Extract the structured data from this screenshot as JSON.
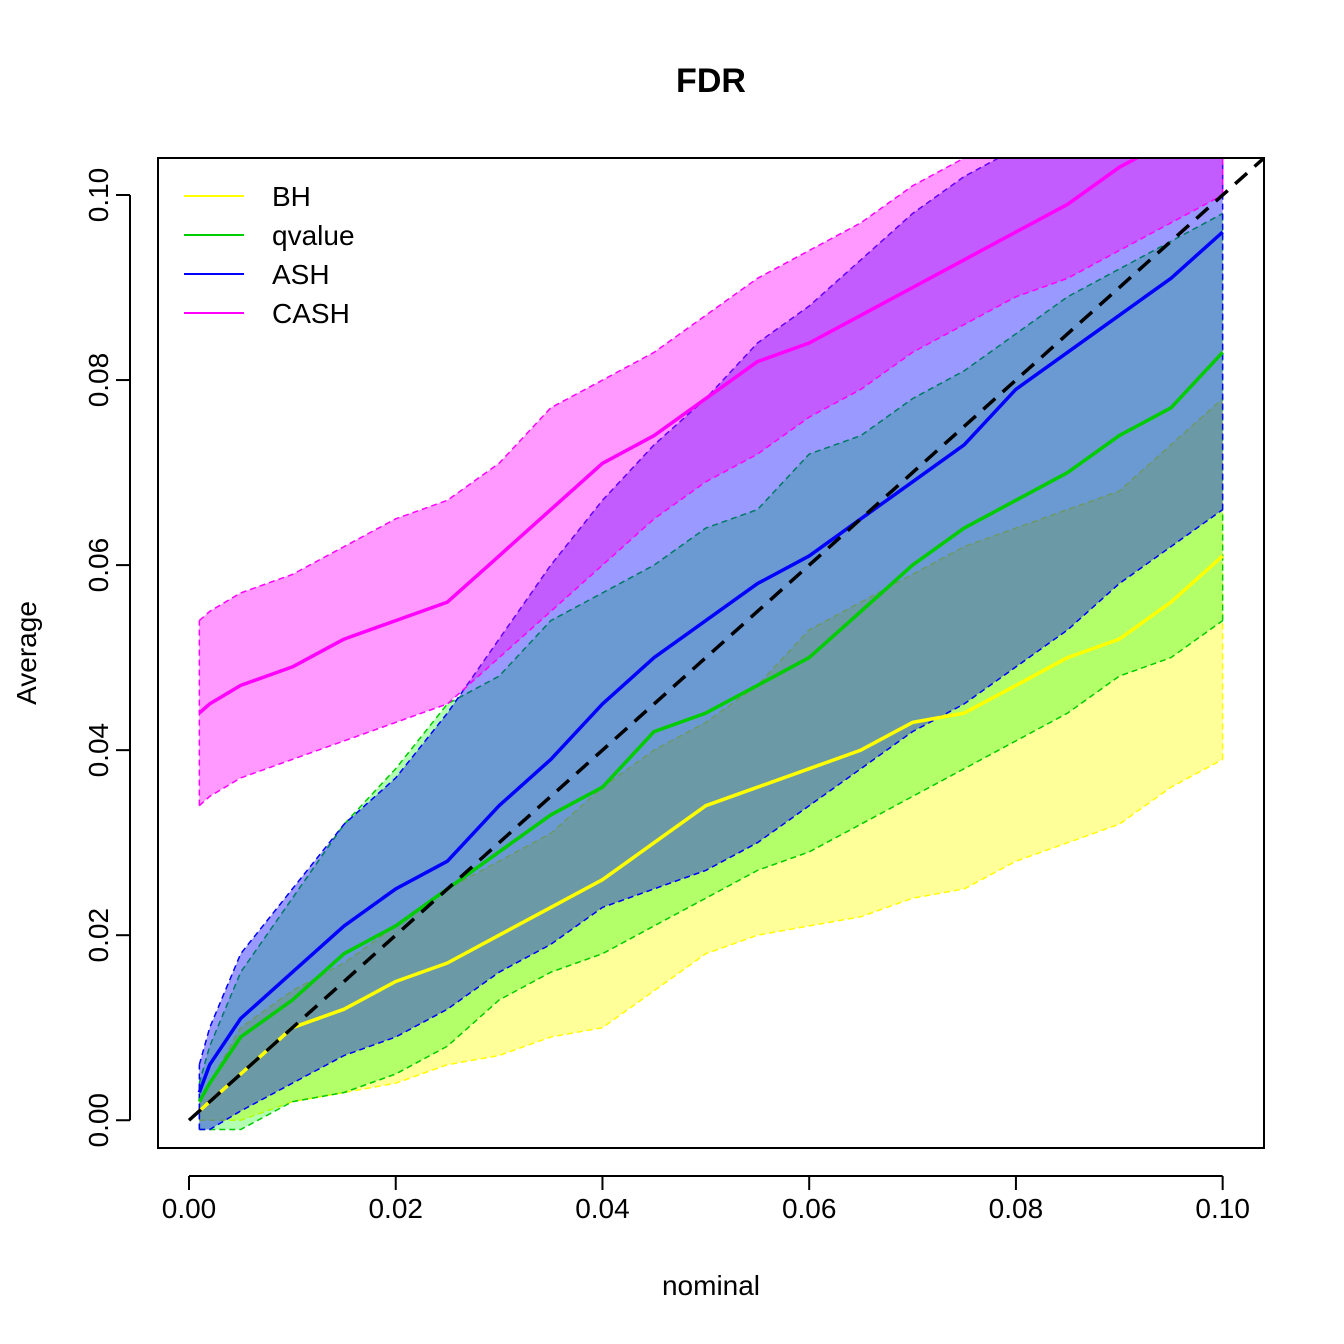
{
  "chart_data": {
    "type": "area",
    "title": "FDR",
    "xlabel": "nominal",
    "ylabel": "Average",
    "xlim": [
      -0.003,
      0.104
    ],
    "ylim": [
      -0.003,
      0.104
    ],
    "xticks": [
      0.0,
      0.02,
      0.04,
      0.06,
      0.08,
      0.1
    ],
    "xtick_labels": [
      "0.00",
      "0.02",
      "0.04",
      "0.06",
      "0.08",
      "0.10"
    ],
    "yticks": [
      0.0,
      0.02,
      0.04,
      0.06,
      0.08,
      0.1
    ],
    "ytick_labels": [
      "0.00",
      "0.02",
      "0.04",
      "0.06",
      "0.08",
      "0.10"
    ],
    "grid": false,
    "legend_position": "top-left",
    "reference_line": {
      "style": "dashed",
      "color": "#000000",
      "x": [
        0.0,
        0.104
      ],
      "y": [
        0.0,
        0.104
      ]
    },
    "x": [
      0.001,
      0.002,
      0.005,
      0.01,
      0.015,
      0.02,
      0.025,
      0.03,
      0.035,
      0.04,
      0.045,
      0.05,
      0.055,
      0.06,
      0.065,
      0.07,
      0.075,
      0.08,
      0.085,
      0.09,
      0.095,
      0.1
    ],
    "series": [
      {
        "name": "BH",
        "color": "#ffff00",
        "fill": "rgba(255,255,0,0.40)",
        "mean": [
          0.001,
          0.002,
          0.005,
          0.01,
          0.012,
          0.015,
          0.017,
          0.02,
          0.023,
          0.026,
          0.03,
          0.034,
          0.036,
          0.038,
          0.04,
          0.043,
          0.044,
          0.047,
          0.05,
          0.052,
          0.056,
          0.061
        ],
        "lower": [
          0.0,
          0.0,
          0.0,
          0.002,
          0.003,
          0.004,
          0.006,
          0.007,
          0.009,
          0.01,
          0.014,
          0.018,
          0.02,
          0.021,
          0.022,
          0.024,
          0.025,
          0.028,
          0.03,
          0.032,
          0.036,
          0.039
        ],
        "upper": [
          0.002,
          0.004,
          0.01,
          0.014,
          0.017,
          0.021,
          0.025,
          0.028,
          0.031,
          0.036,
          0.04,
          0.043,
          0.047,
          0.053,
          0.056,
          0.059,
          0.062,
          0.064,
          0.066,
          0.068,
          0.073,
          0.078
        ]
      },
      {
        "name": "qvalue",
        "color": "#00cc00",
        "fill": "rgba(0,255,0,0.30)",
        "mean": [
          0.002,
          0.004,
          0.009,
          0.013,
          0.018,
          0.021,
          0.025,
          0.029,
          0.033,
          0.036,
          0.042,
          0.044,
          0.047,
          0.05,
          0.055,
          0.06,
          0.064,
          0.067,
          0.07,
          0.074,
          0.077,
          0.083
        ],
        "lower": [
          -0.001,
          -0.001,
          -0.001,
          0.002,
          0.003,
          0.005,
          0.008,
          0.013,
          0.016,
          0.018,
          0.021,
          0.024,
          0.027,
          0.029,
          0.032,
          0.035,
          0.038,
          0.041,
          0.044,
          0.048,
          0.05,
          0.054
        ],
        "upper": [
          0.004,
          0.008,
          0.016,
          0.024,
          0.032,
          0.038,
          0.045,
          0.048,
          0.054,
          0.057,
          0.06,
          0.064,
          0.066,
          0.072,
          0.074,
          0.078,
          0.081,
          0.085,
          0.089,
          0.092,
          0.095,
          0.098
        ]
      },
      {
        "name": "ASH",
        "color": "#0000ff",
        "fill": "rgba(0,0,255,0.40)",
        "mean": [
          0.003,
          0.006,
          0.011,
          0.016,
          0.021,
          0.025,
          0.028,
          0.034,
          0.039,
          0.045,
          0.05,
          0.054,
          0.058,
          0.061,
          0.065,
          0.069,
          0.073,
          0.079,
          0.083,
          0.087,
          0.091,
          0.096
        ],
        "lower": [
          -0.001,
          -0.001,
          0.001,
          0.004,
          0.007,
          0.009,
          0.012,
          0.016,
          0.019,
          0.023,
          0.025,
          0.027,
          0.03,
          0.034,
          0.038,
          0.042,
          0.045,
          0.049,
          0.053,
          0.058,
          0.062,
          0.066
        ],
        "upper": [
          0.006,
          0.01,
          0.018,
          0.025,
          0.032,
          0.037,
          0.044,
          0.052,
          0.06,
          0.067,
          0.073,
          0.078,
          0.084,
          0.088,
          0.093,
          0.098,
          0.102,
          0.105,
          0.108,
          0.111,
          0.113,
          0.114
        ]
      },
      {
        "name": "CASH",
        "color": "#ff00ff",
        "fill": "rgba(255,0,255,0.40)",
        "mean": [
          0.044,
          0.045,
          0.047,
          0.049,
          0.052,
          0.054,
          0.056,
          0.061,
          0.066,
          0.071,
          0.074,
          0.078,
          0.082,
          0.084,
          0.087,
          0.09,
          0.093,
          0.096,
          0.099,
          0.103,
          0.106,
          0.108
        ],
        "lower": [
          0.034,
          0.035,
          0.037,
          0.039,
          0.041,
          0.043,
          0.045,
          0.05,
          0.055,
          0.06,
          0.065,
          0.069,
          0.072,
          0.076,
          0.079,
          0.083,
          0.086,
          0.089,
          0.091,
          0.094,
          0.097,
          0.1
        ],
        "upper": [
          0.054,
          0.055,
          0.057,
          0.059,
          0.062,
          0.065,
          0.067,
          0.071,
          0.077,
          0.08,
          0.083,
          0.087,
          0.091,
          0.094,
          0.097,
          0.101,
          0.104,
          0.107,
          0.11,
          0.112,
          0.114,
          0.116
        ]
      }
    ]
  }
}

---

# [Work required]
Using the listing above, return all lines where the word "name" occurs.

# [Reply to the task]
        "name": "BH",
        "name": "qvalue",
        "name": "ASH",
        "name": "CASH",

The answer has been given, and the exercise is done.